[Entries provided]:
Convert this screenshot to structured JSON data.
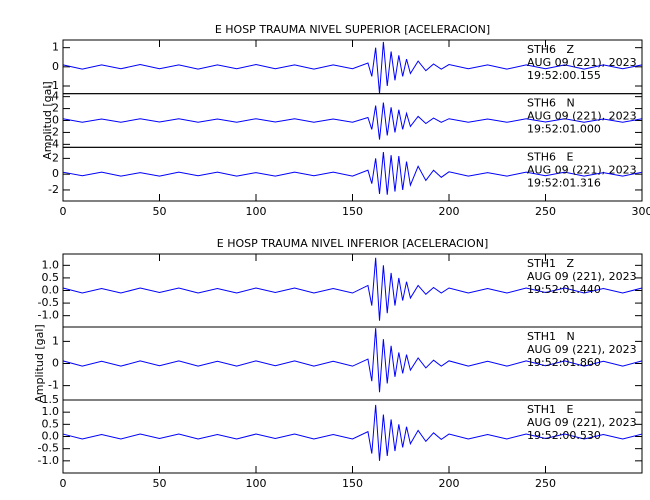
{
  "chart_data": [
    {
      "type": "line",
      "title": "E HOSP TRAUMA NIVEL SUPERIOR [ACELERACION]",
      "ylabel": "Amplitud [gal]",
      "color": "#0000ff",
      "xlim": [
        0,
        300
      ],
      "xticks": [
        0,
        50,
        100,
        150,
        200,
        250,
        300
      ],
      "x": [
        0,
        10,
        20,
        30,
        40,
        50,
        60,
        70,
        80,
        90,
        100,
        110,
        120,
        130,
        140,
        150,
        158,
        160,
        162,
        164,
        166,
        168,
        170,
        172,
        174,
        176,
        178,
        180,
        184,
        188,
        192,
        196,
        200,
        210,
        220,
        230,
        240,
        250,
        260,
        270,
        280,
        290,
        300
      ],
      "panels": [
        {
          "station": "STH6   Z",
          "date": "AUG 09 (221), 2023",
          "time": "19:52:00.155",
          "ylim": [
            -1.4,
            1.4
          ],
          "yticks": [
            -1,
            0,
            1
          ],
          "values": [
            0.1,
            -0.12,
            0.1,
            -0.1,
            0.12,
            -0.1,
            0.1,
            -0.12,
            0.1,
            -0.1,
            0.12,
            -0.1,
            0.1,
            -0.12,
            0.1,
            -0.1,
            0.2,
            -0.5,
            1.0,
            -1.4,
            1.3,
            -1.0,
            0.8,
            -0.7,
            0.6,
            -0.5,
            0.4,
            -0.35,
            0.3,
            -0.2,
            0.15,
            -0.12,
            0.12,
            -0.1,
            0.1,
            -0.12,
            0.1,
            -0.1,
            0.1,
            -0.12,
            0.1,
            -0.1,
            0.1
          ]
        },
        {
          "station": "STH6   N",
          "date": "AUG 09 (221), 2023",
          "time": "19:52:01.000",
          "ylim": [
            -4.5,
            4.5
          ],
          "yticks": [
            -4,
            -2,
            0,
            2,
            4
          ],
          "values": [
            0.3,
            -0.3,
            0.25,
            -0.3,
            0.3,
            -0.25,
            0.3,
            -0.3,
            0.25,
            -0.3,
            0.3,
            -0.25,
            0.3,
            -0.3,
            0.25,
            -0.3,
            0.5,
            -1.5,
            2.5,
            -3.2,
            3.0,
            -2.5,
            2.2,
            -2.0,
            1.8,
            -1.5,
            1.2,
            -1.0,
            0.7,
            -0.5,
            0.4,
            -0.3,
            0.3,
            -0.3,
            0.25,
            -0.3,
            0.3,
            -0.25,
            0.3,
            -0.3,
            0.25,
            -0.3,
            0.3
          ]
        },
        {
          "station": "STH6   E",
          "date": "AUG 09 (221), 2023",
          "time": "19:52:01.316",
          "ylim": [
            -3.4,
            3.4
          ],
          "yticks": [
            -2,
            0,
            2
          ],
          "values": [
            0.25,
            -0.2,
            0.25,
            -0.25,
            0.2,
            -0.25,
            0.25,
            -0.2,
            0.25,
            -0.25,
            0.2,
            -0.25,
            0.25,
            -0.2,
            0.25,
            -0.25,
            0.5,
            -1.2,
            2.0,
            -2.5,
            2.8,
            -2.6,
            2.4,
            -2.2,
            2.3,
            -2.0,
            1.6,
            -1.4,
            1.0,
            -0.8,
            0.5,
            -0.4,
            0.3,
            -0.25,
            0.2,
            -0.25,
            0.25,
            -0.2,
            0.25,
            -0.25,
            0.2,
            -0.25,
            0.25
          ]
        }
      ]
    },
    {
      "type": "line",
      "title": "E HOSP TRAUMA NIVEL INFERIOR [ACELERACION]",
      "ylabel": "Amplitud [gal]",
      "color": "#0000ff",
      "xlim": [
        0,
        300
      ],
      "xticks": [
        0,
        50,
        100,
        150,
        200,
        250
      ],
      "x": [
        0,
        10,
        20,
        30,
        40,
        50,
        60,
        70,
        80,
        90,
        100,
        110,
        120,
        130,
        140,
        150,
        158,
        160,
        162,
        164,
        166,
        168,
        170,
        172,
        174,
        176,
        178,
        180,
        184,
        188,
        192,
        196,
        200,
        210,
        220,
        230,
        240,
        250,
        260,
        270,
        280,
        290,
        300
      ],
      "panels": [
        {
          "station": "STH1   Z",
          "date": "AUG 09 (221), 2023",
          "time": "19:52:01.440",
          "ylim": [
            -1.45,
            1.45
          ],
          "yticks": [
            {
              "value": -1.0,
              "label": "-1.0"
            },
            -0.5,
            {
              "value": 0.0,
              "label": "0.0"
            },
            0.5,
            {
              "value": 1.0,
              "label": "1.0"
            }
          ],
          "values": [
            0.1,
            -0.1,
            0.08,
            -0.1,
            0.1,
            -0.08,
            0.1,
            -0.1,
            0.08,
            -0.1,
            0.1,
            -0.08,
            0.1,
            -0.1,
            0.08,
            -0.1,
            0.2,
            -0.6,
            1.3,
            -1.2,
            1.0,
            -0.9,
            0.7,
            -0.6,
            0.5,
            -0.4,
            0.35,
            -0.3,
            0.2,
            -0.15,
            0.12,
            -0.1,
            0.1,
            -0.1,
            0.08,
            -0.1,
            0.1,
            -0.08,
            0.1,
            -0.1,
            0.08,
            -0.1,
            0.1
          ]
        },
        {
          "station": "STH1   N",
          "date": "AUG 09 (221), 2023",
          "time": "19:52:01.860",
          "ylim": [
            -1.65,
            1.65
          ],
          "yticks": [
            -1,
            0,
            1
          ],
          "values": [
            0.12,
            -0.12,
            0.1,
            -0.12,
            0.12,
            -0.1,
            0.12,
            -0.12,
            0.1,
            -0.12,
            0.12,
            -0.1,
            0.12,
            -0.12,
            0.1,
            -0.12,
            0.2,
            -0.8,
            1.6,
            -1.3,
            1.1,
            -0.9,
            0.8,
            -0.6,
            0.5,
            -0.45,
            0.4,
            -0.3,
            0.25,
            -0.2,
            0.15,
            -0.12,
            0.12,
            -0.12,
            0.1,
            -0.12,
            0.12,
            -0.1,
            0.12,
            -0.12,
            0.1,
            -0.12,
            0.12
          ]
        },
        {
          "station": "STH1   E",
          "date": "AUG 09 (221), 2023",
          "time": "19:52:00.530",
          "ylim": [
            -1.5,
            1.5
          ],
          "yticks": [
            {
              "value": -1.0,
              "label": "-1.0"
            },
            -0.5,
            {
              "value": 0.0,
              "label": "0.0"
            },
            0.5,
            {
              "value": 1.0,
              "label": "1.0"
            },
            1.5
          ],
          "values": [
            0.1,
            -0.1,
            0.08,
            -0.1,
            0.1,
            -0.08,
            0.1,
            -0.1,
            0.08,
            -0.1,
            0.1,
            -0.08,
            0.1,
            -0.1,
            0.08,
            -0.1,
            0.2,
            -0.7,
            1.3,
            -1.0,
            0.9,
            -0.8,
            0.7,
            -0.6,
            0.5,
            -0.45,
            0.4,
            -0.3,
            0.25,
            -0.2,
            0.15,
            -0.12,
            0.1,
            -0.1,
            0.08,
            -0.1,
            0.1,
            -0.08,
            0.1,
            -0.1,
            0.08,
            -0.1,
            0.1
          ]
        }
      ]
    }
  ]
}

[Goal]:
Every entry above should be duplicated exactly. Do not include the images.

[The answer]:
Convert this screenshot to structured JSON data.
{
  "chart_data": [
    {
      "type": "line",
      "title": "E HOSP TRAUMA NIVEL SUPERIOR [ACELERACION]",
      "ylabel": "Amplitud [gal]",
      "color": "#0000ff",
      "xlim": [
        0,
        300
      ],
      "xticks": [
        0,
        50,
        100,
        150,
        200,
        250,
        300
      ],
      "x": [
        0,
        10,
        20,
        30,
        40,
        50,
        60,
        70,
        80,
        90,
        100,
        110,
        120,
        130,
        140,
        150,
        158,
        160,
        162,
        164,
        166,
        168,
        170,
        172,
        174,
        176,
        178,
        180,
        184,
        188,
        192,
        196,
        200,
        210,
        220,
        230,
        240,
        250,
        260,
        270,
        280,
        290,
        300
      ],
      "panels": [
        {
          "station": "STH6   Z",
          "date": "AUG 09 (221), 2023",
          "time": "19:52:00.155",
          "ylim": [
            -1.4,
            1.4
          ],
          "yticks": [
            -1,
            0,
            1
          ],
          "values": [
            0.1,
            -0.12,
            0.1,
            -0.1,
            0.12,
            -0.1,
            0.1,
            -0.12,
            0.1,
            -0.1,
            0.12,
            -0.1,
            0.1,
            -0.12,
            0.1,
            -0.1,
            0.2,
            -0.5,
            1.0,
            -1.4,
            1.3,
            -1.0,
            0.8,
            -0.7,
            0.6,
            -0.5,
            0.4,
            -0.35,
            0.3,
            -0.2,
            0.15,
            -0.12,
            0.12,
            -0.1,
            0.1,
            -0.12,
            0.1,
            -0.1,
            0.1,
            -0.12,
            0.1,
            -0.1,
            0.1
          ]
        },
        {
          "station": "STH6   N",
          "date": "AUG 09 (221), 2023",
          "time": "19:52:01.000",
          "ylim": [
            -4.5,
            4.5
          ],
          "yticks": [
            -4,
            -2,
            0,
            2,
            4
          ],
          "values": [
            0.3,
            -0.3,
            0.25,
            -0.3,
            0.3,
            -0.25,
            0.3,
            -0.3,
            0.25,
            -0.3,
            0.3,
            -0.25,
            0.3,
            -0.3,
            0.25,
            -0.3,
            0.5,
            -1.5,
            2.5,
            -3.2,
            3.0,
            -2.5,
            2.2,
            -2.0,
            1.8,
            -1.5,
            1.2,
            -1.0,
            0.7,
            -0.5,
            0.4,
            -0.3,
            0.3,
            -0.3,
            0.25,
            -0.3,
            0.3,
            -0.25,
            0.3,
            -0.3,
            0.25,
            -0.3,
            0.3
          ]
        },
        {
          "station": "STH6   E",
          "date": "AUG 09 (221), 2023",
          "time": "19:52:01.316",
          "ylim": [
            -3.4,
            3.4
          ],
          "yticks": [
            -2,
            0,
            2
          ],
          "values": [
            0.25,
            -0.2,
            0.25,
            -0.25,
            0.2,
            -0.25,
            0.25,
            -0.2,
            0.25,
            -0.25,
            0.2,
            -0.25,
            0.25,
            -0.2,
            0.25,
            -0.25,
            0.5,
            -1.2,
            2.0,
            -2.5,
            2.8,
            -2.6,
            2.4,
            -2.2,
            2.3,
            -2.0,
            1.6,
            -1.4,
            1.0,
            -0.8,
            0.5,
            -0.4,
            0.3,
            -0.25,
            0.2,
            -0.25,
            0.25,
            -0.2,
            0.25,
            -0.25,
            0.2,
            -0.25,
            0.25
          ]
        }
      ]
    },
    {
      "type": "line",
      "title": "E HOSP TRAUMA NIVEL INFERIOR [ACELERACION]",
      "ylabel": "Amplitud [gal]",
      "color": "#0000ff",
      "xlim": [
        0,
        300
      ],
      "xticks": [
        0,
        50,
        100,
        150,
        200,
        250
      ],
      "x": [
        0,
        10,
        20,
        30,
        40,
        50,
        60,
        70,
        80,
        90,
        100,
        110,
        120,
        130,
        140,
        150,
        158,
        160,
        162,
        164,
        166,
        168,
        170,
        172,
        174,
        176,
        178,
        180,
        184,
        188,
        192,
        196,
        200,
        210,
        220,
        230,
        240,
        250,
        260,
        270,
        280,
        290,
        300
      ],
      "panels": [
        {
          "station": "STH1   Z",
          "date": "AUG 09 (221), 2023",
          "time": "19:52:01.440",
          "ylim": [
            -1.45,
            1.45
          ],
          "yticks": [
            {
              "value": -1.0,
              "label": "-1.0"
            },
            -0.5,
            {
              "value": 0.0,
              "label": "0.0"
            },
            0.5,
            {
              "value": 1.0,
              "label": "1.0"
            }
          ],
          "values": [
            0.1,
            -0.1,
            0.08,
            -0.1,
            0.1,
            -0.08,
            0.1,
            -0.1,
            0.08,
            -0.1,
            0.1,
            -0.08,
            0.1,
            -0.1,
            0.08,
            -0.1,
            0.2,
            -0.6,
            1.3,
            -1.2,
            1.0,
            -0.9,
            0.7,
            -0.6,
            0.5,
            -0.4,
            0.35,
            -0.3,
            0.2,
            -0.15,
            0.12,
            -0.1,
            0.1,
            -0.1,
            0.08,
            -0.1,
            0.1,
            -0.08,
            0.1,
            -0.1,
            0.08,
            -0.1,
            0.1
          ]
        },
        {
          "station": "STH1   N",
          "date": "AUG 09 (221), 2023",
          "time": "19:52:01.860",
          "ylim": [
            -1.65,
            1.65
          ],
          "yticks": [
            -1,
            0,
            1
          ],
          "values": [
            0.12,
            -0.12,
            0.1,
            -0.12,
            0.12,
            -0.1,
            0.12,
            -0.12,
            0.1,
            -0.12,
            0.12,
            -0.1,
            0.12,
            -0.12,
            0.1,
            -0.12,
            0.2,
            -0.8,
            1.6,
            -1.3,
            1.1,
            -0.9,
            0.8,
            -0.6,
            0.5,
            -0.45,
            0.4,
            -0.3,
            0.25,
            -0.2,
            0.15,
            -0.12,
            0.12,
            -0.12,
            0.1,
            -0.12,
            0.12,
            -0.1,
            0.12,
            -0.12,
            0.1,
            -0.12,
            0.12
          ]
        },
        {
          "station": "STH1   E",
          "date": "AUG 09 (221), 2023",
          "time": "19:52:00.530",
          "ylim": [
            -1.5,
            1.5
          ],
          "yticks": [
            {
              "value": -1.0,
              "label": "-1.0"
            },
            -0.5,
            {
              "value": 0.0,
              "label": "0.0"
            },
            0.5,
            {
              "value": 1.0,
              "label": "1.0"
            },
            1.5
          ],
          "values": [
            0.1,
            -0.1,
            0.08,
            -0.1,
            0.1,
            -0.08,
            0.1,
            -0.1,
            0.08,
            -0.1,
            0.1,
            -0.08,
            0.1,
            -0.1,
            0.08,
            -0.1,
            0.2,
            -0.7,
            1.3,
            -1.0,
            0.9,
            -0.8,
            0.7,
            -0.6,
            0.5,
            -0.45,
            0.4,
            -0.3,
            0.25,
            -0.2,
            0.15,
            -0.12,
            0.1,
            -0.1,
            0.08,
            -0.1,
            0.1,
            -0.08,
            0.1,
            -0.1,
            0.08,
            -0.1,
            0.1
          ]
        }
      ]
    }
  ]
}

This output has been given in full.